___ INPUT ___

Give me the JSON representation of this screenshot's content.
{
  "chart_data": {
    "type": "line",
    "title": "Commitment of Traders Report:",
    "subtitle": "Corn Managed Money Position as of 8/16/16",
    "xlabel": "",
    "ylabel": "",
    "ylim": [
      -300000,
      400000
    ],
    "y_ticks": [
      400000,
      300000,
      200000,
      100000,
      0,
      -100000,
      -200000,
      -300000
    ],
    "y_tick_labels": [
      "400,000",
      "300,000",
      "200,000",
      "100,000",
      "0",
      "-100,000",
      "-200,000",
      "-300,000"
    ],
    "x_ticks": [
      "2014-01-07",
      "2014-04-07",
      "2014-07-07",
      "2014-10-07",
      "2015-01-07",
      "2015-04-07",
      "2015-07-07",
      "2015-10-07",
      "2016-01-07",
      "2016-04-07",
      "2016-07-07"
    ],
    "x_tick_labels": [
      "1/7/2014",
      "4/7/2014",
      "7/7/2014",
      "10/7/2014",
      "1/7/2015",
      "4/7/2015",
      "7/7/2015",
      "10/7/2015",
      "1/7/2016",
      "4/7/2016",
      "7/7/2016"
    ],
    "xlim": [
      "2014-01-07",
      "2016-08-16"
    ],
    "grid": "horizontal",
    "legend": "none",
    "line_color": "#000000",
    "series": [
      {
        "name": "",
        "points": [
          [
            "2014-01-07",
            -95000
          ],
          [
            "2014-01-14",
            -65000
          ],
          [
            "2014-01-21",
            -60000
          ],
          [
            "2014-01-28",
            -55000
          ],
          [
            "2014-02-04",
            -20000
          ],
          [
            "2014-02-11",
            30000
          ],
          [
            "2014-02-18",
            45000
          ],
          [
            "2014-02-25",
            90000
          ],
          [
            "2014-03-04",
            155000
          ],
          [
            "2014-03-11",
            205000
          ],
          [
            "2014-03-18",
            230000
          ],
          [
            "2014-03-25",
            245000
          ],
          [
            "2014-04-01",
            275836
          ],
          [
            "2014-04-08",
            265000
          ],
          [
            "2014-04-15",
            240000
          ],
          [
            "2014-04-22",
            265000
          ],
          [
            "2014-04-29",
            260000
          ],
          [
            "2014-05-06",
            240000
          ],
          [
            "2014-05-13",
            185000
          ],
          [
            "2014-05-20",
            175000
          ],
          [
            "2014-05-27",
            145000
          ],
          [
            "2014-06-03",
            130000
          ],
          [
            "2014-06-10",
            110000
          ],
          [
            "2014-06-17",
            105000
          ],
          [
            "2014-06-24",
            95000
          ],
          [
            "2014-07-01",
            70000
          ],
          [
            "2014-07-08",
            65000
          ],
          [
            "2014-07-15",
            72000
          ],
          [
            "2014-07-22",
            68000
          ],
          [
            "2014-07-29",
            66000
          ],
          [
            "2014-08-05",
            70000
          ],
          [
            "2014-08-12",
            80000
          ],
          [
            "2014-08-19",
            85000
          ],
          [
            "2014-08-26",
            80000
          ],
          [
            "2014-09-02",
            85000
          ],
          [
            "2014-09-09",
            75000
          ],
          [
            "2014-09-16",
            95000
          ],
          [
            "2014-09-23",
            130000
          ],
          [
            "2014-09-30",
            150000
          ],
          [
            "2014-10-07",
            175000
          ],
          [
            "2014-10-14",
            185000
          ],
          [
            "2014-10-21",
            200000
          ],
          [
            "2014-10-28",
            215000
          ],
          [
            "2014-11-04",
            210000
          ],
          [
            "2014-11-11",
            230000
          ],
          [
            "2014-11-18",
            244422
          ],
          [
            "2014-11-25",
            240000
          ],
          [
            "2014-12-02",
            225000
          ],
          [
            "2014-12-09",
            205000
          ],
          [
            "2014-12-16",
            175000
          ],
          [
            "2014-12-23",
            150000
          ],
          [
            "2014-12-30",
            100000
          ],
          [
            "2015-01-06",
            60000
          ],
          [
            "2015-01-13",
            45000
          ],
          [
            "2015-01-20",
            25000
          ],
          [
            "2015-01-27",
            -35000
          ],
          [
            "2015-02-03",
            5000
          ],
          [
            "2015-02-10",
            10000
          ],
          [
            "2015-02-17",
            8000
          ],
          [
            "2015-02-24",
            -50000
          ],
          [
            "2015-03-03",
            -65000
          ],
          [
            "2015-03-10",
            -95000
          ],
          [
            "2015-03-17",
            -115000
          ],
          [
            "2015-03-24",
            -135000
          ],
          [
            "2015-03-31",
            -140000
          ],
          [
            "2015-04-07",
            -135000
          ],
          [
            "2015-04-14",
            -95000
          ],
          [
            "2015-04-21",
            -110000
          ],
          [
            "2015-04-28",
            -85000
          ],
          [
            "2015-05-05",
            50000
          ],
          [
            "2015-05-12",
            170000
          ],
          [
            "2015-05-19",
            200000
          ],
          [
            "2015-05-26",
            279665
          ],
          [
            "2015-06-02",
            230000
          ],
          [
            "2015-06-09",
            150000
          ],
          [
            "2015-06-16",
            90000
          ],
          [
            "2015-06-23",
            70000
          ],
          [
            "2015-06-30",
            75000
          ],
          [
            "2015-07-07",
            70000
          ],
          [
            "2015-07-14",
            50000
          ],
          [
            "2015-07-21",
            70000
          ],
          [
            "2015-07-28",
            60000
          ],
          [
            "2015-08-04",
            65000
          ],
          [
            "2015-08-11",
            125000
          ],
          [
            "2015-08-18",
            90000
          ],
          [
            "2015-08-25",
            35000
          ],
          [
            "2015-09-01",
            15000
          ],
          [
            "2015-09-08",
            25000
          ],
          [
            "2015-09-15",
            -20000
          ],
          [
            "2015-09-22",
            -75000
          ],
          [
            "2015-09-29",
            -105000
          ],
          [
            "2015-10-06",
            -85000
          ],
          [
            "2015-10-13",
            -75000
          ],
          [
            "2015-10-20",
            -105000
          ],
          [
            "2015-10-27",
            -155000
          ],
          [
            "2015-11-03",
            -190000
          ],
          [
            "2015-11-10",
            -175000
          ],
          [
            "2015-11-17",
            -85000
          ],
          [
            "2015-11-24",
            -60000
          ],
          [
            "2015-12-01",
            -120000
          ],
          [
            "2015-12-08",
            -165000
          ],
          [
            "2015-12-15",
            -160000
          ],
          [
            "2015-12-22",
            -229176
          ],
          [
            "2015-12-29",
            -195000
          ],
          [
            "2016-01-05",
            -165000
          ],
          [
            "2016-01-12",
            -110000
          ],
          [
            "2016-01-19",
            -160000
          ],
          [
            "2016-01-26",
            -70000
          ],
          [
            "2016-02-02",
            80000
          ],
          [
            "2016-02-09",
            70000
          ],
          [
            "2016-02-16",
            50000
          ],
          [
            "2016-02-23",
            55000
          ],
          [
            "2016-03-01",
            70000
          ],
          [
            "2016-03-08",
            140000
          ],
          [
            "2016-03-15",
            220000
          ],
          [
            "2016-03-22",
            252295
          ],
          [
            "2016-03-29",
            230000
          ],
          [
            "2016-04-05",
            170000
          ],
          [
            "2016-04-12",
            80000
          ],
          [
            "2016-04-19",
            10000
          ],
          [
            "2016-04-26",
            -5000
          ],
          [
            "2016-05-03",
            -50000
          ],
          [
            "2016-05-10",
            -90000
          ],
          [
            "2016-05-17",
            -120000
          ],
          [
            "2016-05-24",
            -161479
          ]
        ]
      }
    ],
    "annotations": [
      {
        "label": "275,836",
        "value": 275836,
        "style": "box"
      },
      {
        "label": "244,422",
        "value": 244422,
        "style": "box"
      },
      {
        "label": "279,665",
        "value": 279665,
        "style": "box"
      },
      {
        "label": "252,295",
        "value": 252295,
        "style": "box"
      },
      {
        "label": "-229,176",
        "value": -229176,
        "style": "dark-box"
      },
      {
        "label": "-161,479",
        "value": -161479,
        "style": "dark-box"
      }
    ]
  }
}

___

> AIM
Give all the records again. Match them exactly.

> TASK SOLUTION
Give me the JSON representation of this screenshot's content.
{
  "chart_data": {
    "type": "line",
    "title": "Commitment of Traders Report:",
    "subtitle": "Corn Managed Money Position as of 8/16/16",
    "xlabel": "",
    "ylabel": "",
    "ylim": [
      -300000,
      400000
    ],
    "y_ticks": [
      400000,
      300000,
      200000,
      100000,
      0,
      -100000,
      -200000,
      -300000
    ],
    "y_tick_labels": [
      "400,000",
      "300,000",
      "200,000",
      "100,000",
      "0",
      "-100,000",
      "-200,000",
      "-300,000"
    ],
    "x_ticks": [
      "2014-01-07",
      "2014-04-07",
      "2014-07-07",
      "2014-10-07",
      "2015-01-07",
      "2015-04-07",
      "2015-07-07",
      "2015-10-07",
      "2016-01-07",
      "2016-04-07",
      "2016-07-07"
    ],
    "x_tick_labels": [
      "1/7/2014",
      "4/7/2014",
      "7/7/2014",
      "10/7/2014",
      "1/7/2015",
      "4/7/2015",
      "7/7/2015",
      "10/7/2015",
      "1/7/2016",
      "4/7/2016",
      "7/7/2016"
    ],
    "xlim": [
      "2014-01-07",
      "2016-08-16"
    ],
    "grid": "horizontal",
    "legend": "none",
    "line_color": "#000000",
    "series": [
      {
        "name": "",
        "points": [
          [
            "2014-01-07",
            -95000
          ],
          [
            "2014-01-14",
            -65000
          ],
          [
            "2014-01-21",
            -60000
          ],
          [
            "2014-01-28",
            -55000
          ],
          [
            "2014-02-04",
            -20000
          ],
          [
            "2014-02-11",
            30000
          ],
          [
            "2014-02-18",
            45000
          ],
          [
            "2014-02-25",
            90000
          ],
          [
            "2014-03-04",
            155000
          ],
          [
            "2014-03-11",
            205000
          ],
          [
            "2014-03-18",
            230000
          ],
          [
            "2014-03-25",
            245000
          ],
          [
            "2014-04-01",
            275836
          ],
          [
            "2014-04-08",
            265000
          ],
          [
            "2014-04-15",
            240000
          ],
          [
            "2014-04-22",
            265000
          ],
          [
            "2014-04-29",
            260000
          ],
          [
            "2014-05-06",
            240000
          ],
          [
            "2014-05-13",
            185000
          ],
          [
            "2014-05-20",
            175000
          ],
          [
            "2014-05-27",
            145000
          ],
          [
            "2014-06-03",
            130000
          ],
          [
            "2014-06-10",
            110000
          ],
          [
            "2014-06-17",
            105000
          ],
          [
            "2014-06-24",
            95000
          ],
          [
            "2014-07-01",
            70000
          ],
          [
            "2014-07-08",
            65000
          ],
          [
            "2014-07-15",
            72000
          ],
          [
            "2014-07-22",
            68000
          ],
          [
            "2014-07-29",
            66000
          ],
          [
            "2014-08-05",
            70000
          ],
          [
            "2014-08-12",
            80000
          ],
          [
            "2014-08-19",
            85000
          ],
          [
            "2014-08-26",
            80000
          ],
          [
            "2014-09-02",
            85000
          ],
          [
            "2014-09-09",
            75000
          ],
          [
            "2014-09-16",
            95000
          ],
          [
            "2014-09-23",
            130000
          ],
          [
            "2014-09-30",
            150000
          ],
          [
            "2014-10-07",
            175000
          ],
          [
            "2014-10-14",
            185000
          ],
          [
            "2014-10-21",
            200000
          ],
          [
            "2014-10-28",
            215000
          ],
          [
            "2014-11-04",
            210000
          ],
          [
            "2014-11-11",
            230000
          ],
          [
            "2014-11-18",
            244422
          ],
          [
            "2014-11-25",
            240000
          ],
          [
            "2014-12-02",
            225000
          ],
          [
            "2014-12-09",
            205000
          ],
          [
            "2014-12-16",
            175000
          ],
          [
            "2014-12-23",
            150000
          ],
          [
            "2014-12-30",
            100000
          ],
          [
            "2015-01-06",
            60000
          ],
          [
            "2015-01-13",
            45000
          ],
          [
            "2015-01-20",
            25000
          ],
          [
            "2015-01-27",
            -35000
          ],
          [
            "2015-02-03",
            5000
          ],
          [
            "2015-02-10",
            10000
          ],
          [
            "2015-02-17",
            8000
          ],
          [
            "2015-02-24",
            -50000
          ],
          [
            "2015-03-03",
            -65000
          ],
          [
            "2015-03-10",
            -95000
          ],
          [
            "2015-03-17",
            -115000
          ],
          [
            "2015-03-24",
            -135000
          ],
          [
            "2015-03-31",
            -140000
          ],
          [
            "2015-04-07",
            -135000
          ],
          [
            "2015-04-14",
            -95000
          ],
          [
            "2015-04-21",
            -110000
          ],
          [
            "2015-04-28",
            -85000
          ],
          [
            "2015-05-05",
            50000
          ],
          [
            "2015-05-12",
            170000
          ],
          [
            "2015-05-19",
            200000
          ],
          [
            "2015-05-26",
            279665
          ],
          [
            "2015-06-02",
            230000
          ],
          [
            "2015-06-09",
            150000
          ],
          [
            "2015-06-16",
            90000
          ],
          [
            "2015-06-23",
            70000
          ],
          [
            "2015-06-30",
            75000
          ],
          [
            "2015-07-07",
            70000
          ],
          [
            "2015-07-14",
            50000
          ],
          [
            "2015-07-21",
            70000
          ],
          [
            "2015-07-28",
            60000
          ],
          [
            "2015-08-04",
            65000
          ],
          [
            "2015-08-11",
            125000
          ],
          [
            "2015-08-18",
            90000
          ],
          [
            "2015-08-25",
            35000
          ],
          [
            "2015-09-01",
            15000
          ],
          [
            "2015-09-08",
            25000
          ],
          [
            "2015-09-15",
            -20000
          ],
          [
            "2015-09-22",
            -75000
          ],
          [
            "2015-09-29",
            -105000
          ],
          [
            "2015-10-06",
            -85000
          ],
          [
            "2015-10-13",
            -75000
          ],
          [
            "2015-10-20",
            -105000
          ],
          [
            "2015-10-27",
            -155000
          ],
          [
            "2015-11-03",
            -190000
          ],
          [
            "2015-11-10",
            -175000
          ],
          [
            "2015-11-17",
            -85000
          ],
          [
            "2015-11-24",
            -60000
          ],
          [
            "2015-12-01",
            -120000
          ],
          [
            "2015-12-08",
            -165000
          ],
          [
            "2015-12-15",
            -160000
          ],
          [
            "2015-12-22",
            -229176
          ],
          [
            "2015-12-29",
            -195000
          ],
          [
            "2016-01-05",
            -165000
          ],
          [
            "2016-01-12",
            -110000
          ],
          [
            "2016-01-19",
            -160000
          ],
          [
            "2016-01-26",
            -70000
          ],
          [
            "2016-02-02",
            80000
          ],
          [
            "2016-02-09",
            70000
          ],
          [
            "2016-02-16",
            50000
          ],
          [
            "2016-02-23",
            55000
          ],
          [
            "2016-03-01",
            70000
          ],
          [
            "2016-03-08",
            140000
          ],
          [
            "2016-03-15",
            220000
          ],
          [
            "2016-03-22",
            252295
          ],
          [
            "2016-03-29",
            230000
          ],
          [
            "2016-04-05",
            170000
          ],
          [
            "2016-04-12",
            80000
          ],
          [
            "2016-04-19",
            10000
          ],
          [
            "2016-04-26",
            -5000
          ],
          [
            "2016-05-03",
            -50000
          ],
          [
            "2016-05-10",
            -90000
          ],
          [
            "2016-05-17",
            -120000
          ],
          [
            "2016-05-24",
            -161479
          ]
        ]
      }
    ],
    "annotations": [
      {
        "label": "275,836",
        "value": 275836,
        "style": "box"
      },
      {
        "label": "244,422",
        "value": 244422,
        "style": "box"
      },
      {
        "label": "279,665",
        "value": 279665,
        "style": "box"
      },
      {
        "label": "252,295",
        "value": 252295,
        "style": "box"
      },
      {
        "label": "-229,176",
        "value": -229176,
        "style": "dark-box"
      },
      {
        "label": "-161,479",
        "value": -161479,
        "style": "dark-box"
      }
    ]
  }
}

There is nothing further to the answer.